* _Source passage_

=====

Did We Forget Affordability?

Discussions on affordable housing in the United States frequently feel like stories about Greek fire or Roman concrete: ancient technology lost to time. Homelessness and affordability only surfaced as major issues in the mid-twentieth century. What solutions existed prior to that? How did it change? How do we get back? Do we want to go back?

Building the Current System

Generally, cities have been grown organically through a series of steps:

  1. Pioneers would establish some sort of encampment at a location believed to have some strategic advantage (trading port, lumber camp, military post, etc.). Places of business would be established where needed, residences would generally be as near as practicable, given the type of industry.
  2. Newcomers would arrive and set up experimental attempts to serve the pioneers and their clients.
  3. The newcomers who found success would establish “roots” in the community in the form of permanent buildings, structured businesses, and so on.
  4. Economies of scale through the use of shared infrastructure and agglomeration benefits (concentration of talent, idea sharing, access to markets) enabled the growth of cities. As residents gained wealth, they would move from the cramped inner portion of the city to locations with more space, but still accessible to the commercial center, given the transportation technology of the time.
  5. The city would continue to expand as more residents gained wealth and moved to outer rings of the city. As the peripheral population grew, entrepreneurs would serve these these areas, hence developing neighborhoods.

The Industrial Revolution significantly accelerated urbanization, as factories created job dense areas and mechanized agriculture and transportation systems could serve larger population centers. While the new cities were much larger and expansive than pre-industrial cities, the format was generally the same as before: a commercial center in a location of strategic significance surrounded by mixed use neighborhoods built by individual actions. It should be noted that individual construction doesn’t exclude multi-family buildings. Apartment construction was a specific type of entrepreneurship where landowners would utilize their property and provide a service to those needing a place to rent.

Individuals generally built what they could with the resources they had available. If they couldn’t afford to build, they would purchase or rent an existing home. If they couldn’t afford a place of their own, more creative options had to be pursued, such as sharing spaces, dividing existing dwellings into multiple homes, or cobbling structures together using whatever materials could be scrounged up.

This system worked, although with flaws. Cities became jungles. Individuals with means lived comfortably, those without had to make do in cramped, unsanitary conditions. Affordable housing was a byproduct of living within your means, regardless of the quality.

By the start of the twentieth century, it was becoming clear that the organic growth model of city building was not scaling up at the rate needed to provide acceptable living conditions. Major cities were the homes of tremendous slums where poor residents lived in incredibly cramped and unsafe conditions. After Jacob Riis’ How the Other Half Lives showed the world these conditions, progressive reformers called for improved standards of living for the urban poor.

Two significant factors played into the reforms that came out of this movement: the Great Depression and the rise of the automobile. The shrinking availability of capital as a result of bank failures during the depression led to more and more people being forced into the slums. New Deal legislation focused on getting people out of overcrowded urban areas and stabilizing the middle class.

=====

* _Provided data_
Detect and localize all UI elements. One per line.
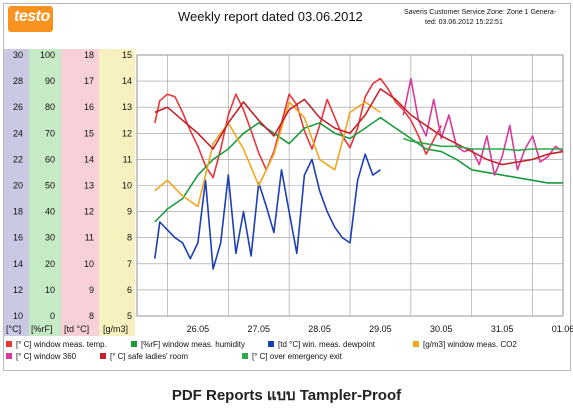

=====

* _Stated exercise A_
From the affordable-housing passage, reproduce the text between "Building the Current" and "and their clients.", inclusive, without any changes.
* _Stated exercise B_
Answer these from the affordable-housing passage:
(i) What examples of a location's strategic advantage are listed in the first step of city growth?
(ii) Which book showed the world the conditions in city slums?
(iii) What two factors played into the reforms that came out of the progressive movement?

* _Output A_
Building the Current System

Generally, cities have been grown organically through a series of steps:

  1. Pioneers would establish some sort of encampment at a location believed to have some strategic advantage (trading port, lumber camp, military post, etc.). Places of business would be established where needed, residences would generally be as near as practicable, given the type of industry.
  2. Newcomers would arrive and set up experimental attempts to serve the pioneers and their clients.

* _Output B_
(i) A trading port, a lumber camp and a military post.
(ii) Jacob Riis' How the Other Half Lives.
(iii) The Great Depression and the rise of the automobile.